*EXERCISE INSTRUCTIONS*
Can you reproduce all the rows below word for word, leaving out the pictures?

*ENTRIES PROVIDED*
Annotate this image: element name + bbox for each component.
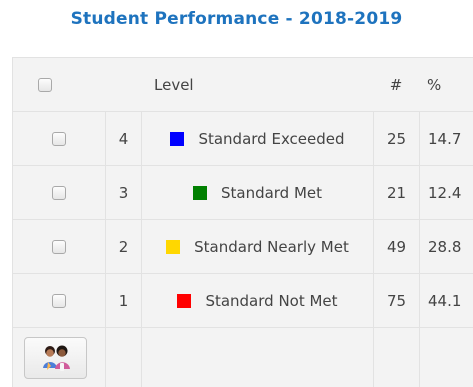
page-title: Student Performance - 2018-2019	[70, 9, 403, 29]
footer-empty-cell	[105, 328, 141, 387]
student-performance-page: Student Performance - 2018-2019 Level # …	[0, 0, 473, 387]
row-checkbox[interactable]	[52, 185, 66, 200]
level-cell: Standard Met	[141, 166, 373, 219]
level-label: Standard Met	[220, 183, 323, 202]
student-percent: 14.7	[419, 112, 473, 165]
level-cell: Standard Not Met	[141, 274, 373, 327]
row-checkbox[interactable]	[52, 293, 66, 308]
level-header: Level	[154, 75, 194, 94]
student-count: 49	[373, 220, 419, 273]
select-all-checkbox[interactable]	[38, 77, 52, 92]
table-row: 3 Standard Met 21 12.4	[13, 166, 473, 220]
level-label: Standard Not Met	[205, 291, 338, 310]
row-checkbox-cell	[13, 166, 105, 219]
row-checkbox[interactable]	[52, 131, 66, 146]
percent-header: %	[427, 75, 442, 94]
count-header: #	[389, 75, 403, 94]
level-cell: Standard Exceeded	[141, 112, 373, 165]
footer-empty-cell	[373, 328, 419, 387]
level-number: 1	[105, 274, 141, 327]
level-number: 4	[105, 112, 141, 165]
table-row: 4 Standard Exceeded 25 14.7	[13, 112, 473, 166]
level-label: Standard Nearly Met	[194, 237, 349, 256]
level-color-swatch	[177, 293, 192, 308]
level-color-swatch	[192, 185, 207, 200]
performance-table: Level # % 4 Standard Exceeded 25 14.7 3 …	[12, 57, 473, 387]
footer-empty-cell	[419, 328, 473, 387]
student-group-button[interactable]	[24, 337, 87, 379]
table-header-row: Level # %	[13, 58, 473, 112]
row-checkbox-cell	[13, 220, 105, 273]
student-count: 75	[373, 274, 419, 327]
level-number: 3	[105, 166, 141, 219]
row-checkbox-cell	[13, 112, 105, 165]
level-label: Standard Exceeded	[198, 129, 345, 148]
header-checkbox-cell	[13, 58, 141, 111]
footer-empty-cell	[141, 328, 373, 387]
level-color-swatch	[170, 131, 185, 146]
footer-button-cell	[13, 328, 105, 387]
level-number: 2	[105, 220, 141, 273]
students-icon	[42, 345, 70, 371]
student-percent: 28.8	[419, 220, 473, 273]
student-percent: 12.4	[419, 166, 473, 219]
level-color-swatch	[166, 239, 181, 254]
student-count: 25	[373, 112, 419, 165]
table-row: 2 Standard Nearly Met 49 28.8	[13, 220, 473, 274]
student-percent: 44.1	[419, 274, 473, 327]
table-footer-row	[13, 328, 473, 387]
row-checkbox-cell	[13, 274, 105, 327]
level-cell: Standard Nearly Met	[141, 220, 373, 273]
row-checkbox[interactable]	[52, 239, 66, 254]
table-row: 1 Standard Not Met 75 44.1	[13, 274, 473, 328]
student-count: 21	[373, 166, 419, 219]
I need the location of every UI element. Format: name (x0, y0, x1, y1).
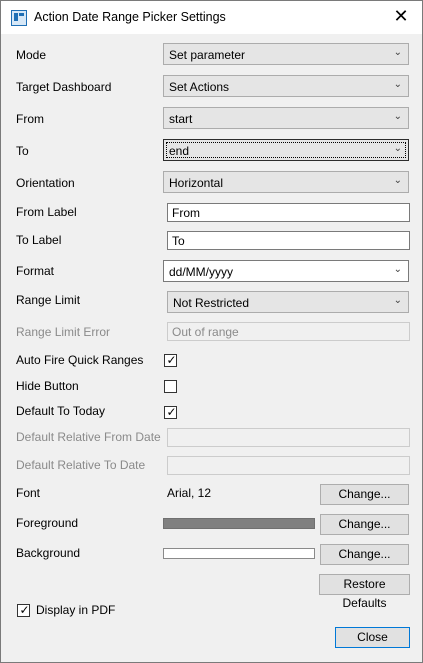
range-limit-value: Not Restricted (173, 296, 250, 310)
format-combo[interactable]: dd/MM/yyyy ⌄ (163, 260, 409, 282)
orientation-label: Orientation (16, 176, 75, 190)
hide-button-checkbox[interactable] (164, 380, 177, 393)
mode-value: Set parameter (169, 48, 246, 62)
display-pdf-label: Display in PDF (36, 603, 116, 617)
default-rel-to-input (167, 456, 410, 475)
default-today-checkbox[interactable]: ✓ (164, 405, 177, 419)
title-bar: Action Date Range Picker Settings ✕ (1, 1, 422, 34)
dialog-window: Action Date Range Picker Settings ✕ Mode… (0, 0, 423, 663)
default-rel-from-input (167, 428, 410, 447)
font-change-button[interactable]: Change... (320, 484, 409, 505)
to-label-label: To Label (16, 233, 62, 247)
background-color-swatch (163, 548, 315, 559)
auto-fire-label: Auto Fire Quick Ranges (16, 353, 144, 367)
hide-button-label: Hide Button (16, 379, 79, 393)
checkmark-icon: ✓ (19, 603, 30, 617)
chevron-down-icon: ⌄ (393, 79, 402, 90)
window-title: Action Date Range Picker Settings (34, 10, 226, 24)
to-select[interactable]: end ⌄ (163, 139, 409, 161)
default-rel-from-label: Default Relative From Date (16, 430, 161, 444)
dialog-body: Mode Set parameter ⌄ Target Dashboard Se… (1, 34, 422, 662)
target-dashboard-label: Target Dashboard (16, 80, 112, 94)
restore-defaults-button[interactable]: Restore Defaults (319, 574, 410, 610)
font-label: Font (16, 486, 41, 500)
orientation-value: Horizontal (169, 176, 224, 190)
close-button[interactable]: Close (335, 627, 410, 648)
close-window-icon[interactable]: ✕ (390, 5, 412, 27)
default-today-label: Default To Today (16, 404, 105, 418)
from-value: start (169, 112, 193, 126)
checkmark-icon: ✓ (166, 353, 177, 367)
focus-rect (166, 142, 406, 158)
to-label-input-value: To (172, 234, 185, 248)
background-label: Background (16, 546, 81, 560)
target-dashboard-value: Set Actions (169, 80, 230, 94)
format-label: Format (16, 264, 55, 278)
mode-select[interactable]: Set parameter ⌄ (163, 43, 409, 65)
from-label: From (16, 112, 44, 126)
chevron-down-icon: ⌄ (393, 47, 402, 58)
chevron-down-icon: ⌄ (393, 264, 402, 275)
range-limit-label: Range Limit (16, 293, 81, 307)
from-select[interactable]: start ⌄ (163, 107, 409, 129)
range-limit-select[interactable]: Not Restricted ⌄ (167, 291, 409, 313)
mode-label: Mode (16, 48, 47, 62)
to-value: end (169, 144, 190, 158)
format-value: dd/MM/yyyy (169, 265, 234, 279)
from-label-input[interactable]: From (167, 203, 410, 222)
foreground-label: Foreground (16, 516, 79, 530)
from-label-label: From Label (16, 205, 77, 219)
default-rel-to-label: Default Relative To Date (16, 458, 146, 472)
chevron-down-icon: ⌄ (393, 295, 402, 306)
foreground-color-swatch (163, 518, 315, 529)
auto-fire-checkbox[interactable]: ✓ (164, 353, 177, 367)
range-limit-error-label: Range Limit Error (16, 325, 111, 339)
to-label-input[interactable]: To (167, 231, 410, 250)
from-label-input-value: From (172, 206, 200, 220)
orientation-select[interactable]: Horizontal ⌄ (163, 171, 409, 193)
target-dashboard-select[interactable]: Set Actions ⌄ (163, 75, 409, 97)
background-change-button[interactable]: Change... (320, 544, 409, 565)
chevron-down-icon: ⌄ (393, 175, 402, 186)
display-pdf-checkbox[interactable]: ✓ (17, 603, 30, 617)
foreground-change-button[interactable]: Change... (320, 514, 409, 535)
chevron-down-icon: ⌄ (393, 143, 402, 154)
to-label: To (16, 144, 29, 158)
app-icon (11, 10, 27, 26)
range-limit-error-input: Out of range (167, 322, 410, 341)
chevron-down-icon: ⌄ (393, 111, 402, 122)
range-limit-error-value: Out of range (172, 325, 239, 339)
checkmark-icon: ✓ (166, 405, 177, 419)
font-value: Arial, 12 (167, 486, 212, 500)
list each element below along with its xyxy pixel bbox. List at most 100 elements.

*RESPONSE FOR THIS EXERCISE*
Annotate this image: element name + bbox for each component.
page-title: Student Performance - 2018-2019	[70, 9, 403, 29]
footer-empty-cell	[105, 328, 141, 387]
student-performance-page: Student Performance - 2018-2019 Level # …	[0, 0, 473, 387]
row-checkbox[interactable]	[52, 185, 66, 200]
level-cell: Standard Met	[141, 166, 373, 219]
level-label: Standard Met	[220, 183, 323, 202]
student-percent: 14.7	[419, 112, 473, 165]
level-cell: Standard Not Met	[141, 274, 373, 327]
row-checkbox[interactable]	[52, 293, 66, 308]
level-header: Level	[154, 75, 194, 94]
student-count: 49	[373, 220, 419, 273]
select-all-checkbox[interactable]	[38, 77, 52, 92]
table-row: 3 Standard Met 21 12.4	[13, 166, 473, 220]
level-label: Standard Not Met	[205, 291, 338, 310]
row-checkbox-cell	[13, 166, 105, 219]
row-checkbox[interactable]	[52, 131, 66, 146]
percent-header: %	[427, 75, 442, 94]
count-header: #	[389, 75, 403, 94]
level-cell: Standard Exceeded	[141, 112, 373, 165]
footer-empty-cell	[373, 328, 419, 387]
level-number: 1	[105, 274, 141, 327]
level-number: 4	[105, 112, 141, 165]
table-row: 4 Standard Exceeded 25 14.7	[13, 112, 473, 166]
level-label: Standard Nearly Met	[194, 237, 349, 256]
level-color-swatch	[177, 293, 192, 308]
level-color-swatch	[192, 185, 207, 200]
performance-table: Level # % 4 Standard Exceeded 25 14.7 3 …	[12, 57, 473, 387]
footer-empty-cell	[419, 328, 473, 387]
student-group-button[interactable]	[24, 337, 87, 379]
table-header-row: Level # %	[13, 58, 473, 112]
row-checkbox-cell	[13, 220, 105, 273]
student-count: 75	[373, 274, 419, 327]
level-number: 3	[105, 166, 141, 219]
row-checkbox-cell	[13, 112, 105, 165]
level-label: Standard Exceeded	[198, 129, 345, 148]
header-checkbox-cell	[13, 58, 141, 111]
footer-empty-cell	[141, 328, 373, 387]
level-color-swatch	[170, 131, 185, 146]
footer-button-cell	[13, 328, 105, 387]
level-number: 2	[105, 220, 141, 273]
students-icon	[42, 345, 70, 371]
student-percent: 28.8	[419, 220, 473, 273]
student-percent: 12.4	[419, 166, 473, 219]
level-color-swatch	[166, 239, 181, 254]
student-count: 25	[373, 112, 419, 165]
table-row: 2 Standard Nearly Met 49 28.8	[13, 220, 473, 274]
student-percent: 44.1	[419, 274, 473, 327]
table-footer-row	[13, 328, 473, 387]
row-checkbox-cell	[13, 274, 105, 327]
level-cell: Standard Nearly Met	[141, 220, 373, 273]
row-checkbox[interactable]	[52, 239, 66, 254]
table-row: 1 Standard Not Met 75 44.1	[13, 274, 473, 328]
student-count: 21	[373, 166, 419, 219]
I need the location of every UI element. Format: name (x0, y0, x1, y1).
range-limit-value: Not Restricted (173, 296, 250, 310)
format-combo[interactable]: dd/MM/yyyy ⌄ (163, 260, 409, 282)
orientation-label: Orientation (16, 176, 75, 190)
hide-button-checkbox[interactable] (164, 380, 177, 393)
mode-value: Set parameter (169, 48, 246, 62)
display-pdf-label: Display in PDF (36, 603, 116, 617)
default-rel-to-input (167, 456, 410, 475)
default-today-checkbox[interactable]: ✓ (164, 405, 177, 419)
title-bar: Action Date Range Picker Settings ✕ (1, 1, 422, 34)
dialog-window: Action Date Range Picker Settings ✕ Mode… (0, 0, 423, 663)
default-rel-from-input (167, 428, 410, 447)
font-change-button[interactable]: Change... (320, 484, 409, 505)
to-label-label: To Label (16, 233, 62, 247)
background-color-swatch (163, 548, 315, 559)
auto-fire-label: Auto Fire Quick Ranges (16, 353, 144, 367)
hide-button-label: Hide Button (16, 379, 79, 393)
checkmark-icon: ✓ (19, 603, 30, 617)
chevron-down-icon: ⌄ (393, 79, 402, 90)
window-title: Action Date Range Picker Settings (34, 10, 226, 24)
to-select[interactable]: end ⌄ (163, 139, 409, 161)
default-rel-from-label: Default Relative From Date (16, 430, 161, 444)
dialog-body: Mode Set parameter ⌄ Target Dashboard Se… (1, 34, 422, 662)
target-dashboard-label: Target Dashboard (16, 80, 112, 94)
restore-defaults-button[interactable]: Restore Defaults (319, 574, 410, 610)
font-label: Font (16, 486, 41, 500)
orientation-value: Horizontal (169, 176, 224, 190)
close-button[interactable]: Close (335, 627, 410, 648)
close-window-icon[interactable]: ✕ (390, 5, 412, 27)
default-today-label: Default To Today (16, 404, 105, 418)
from-value: start (169, 112, 193, 126)
checkmark-icon: ✓ (166, 353, 177, 367)
focus-rect (166, 142, 406, 158)
to-label-input-value: To (172, 234, 185, 248)
background-label: Background (16, 546, 81, 560)
target-dashboard-value: Set Actions (169, 80, 230, 94)
format-label: Format (16, 264, 55, 278)
mode-select[interactable]: Set parameter ⌄ (163, 43, 409, 65)
from-label: From (16, 112, 44, 126)
chevron-down-icon: ⌄ (393, 47, 402, 58)
chevron-down-icon: ⌄ (393, 264, 402, 275)
range-limit-label: Range Limit (16, 293, 81, 307)
from-select[interactable]: start ⌄ (163, 107, 409, 129)
range-limit-select[interactable]: Not Restricted ⌄ (167, 291, 409, 313)
mode-label: Mode (16, 48, 47, 62)
to-value: end (169, 144, 190, 158)
format-value: dd/MM/yyyy (169, 265, 234, 279)
from-label-input[interactable]: From (167, 203, 410, 222)
foreground-label: Foreground (16, 516, 79, 530)
from-label-label: From Label (16, 205, 77, 219)
default-rel-to-label: Default Relative To Date (16, 458, 146, 472)
chevron-down-icon: ⌄ (393, 295, 402, 306)
foreground-color-swatch (163, 518, 315, 529)
auto-fire-checkbox[interactable]: ✓ (164, 353, 177, 367)
range-limit-error-label: Range Limit Error (16, 325, 111, 339)
to-label-input[interactable]: To (167, 231, 410, 250)
from-label-input-value: From (172, 206, 200, 220)
orientation-select[interactable]: Horizontal ⌄ (163, 171, 409, 193)
target-dashboard-select[interactable]: Set Actions ⌄ (163, 75, 409, 97)
background-change-button[interactable]: Change... (320, 544, 409, 565)
chevron-down-icon: ⌄ (393, 175, 402, 186)
display-pdf-checkbox[interactable]: ✓ (17, 603, 30, 617)
foreground-change-button[interactable]: Change... (320, 514, 409, 535)
chevron-down-icon: ⌄ (393, 143, 402, 154)
to-label: To (16, 144, 29, 158)
app-icon (11, 10, 27, 26)
range-limit-error-input: Out of range (167, 322, 410, 341)
chevron-down-icon: ⌄ (393, 111, 402, 122)
range-limit-error-value: Out of range (172, 325, 239, 339)
checkmark-icon: ✓ (166, 405, 177, 419)
font-value: Arial, 12 (167, 486, 212, 500)
list each element below along with its xyxy pixel bbox. List at most 100 elements.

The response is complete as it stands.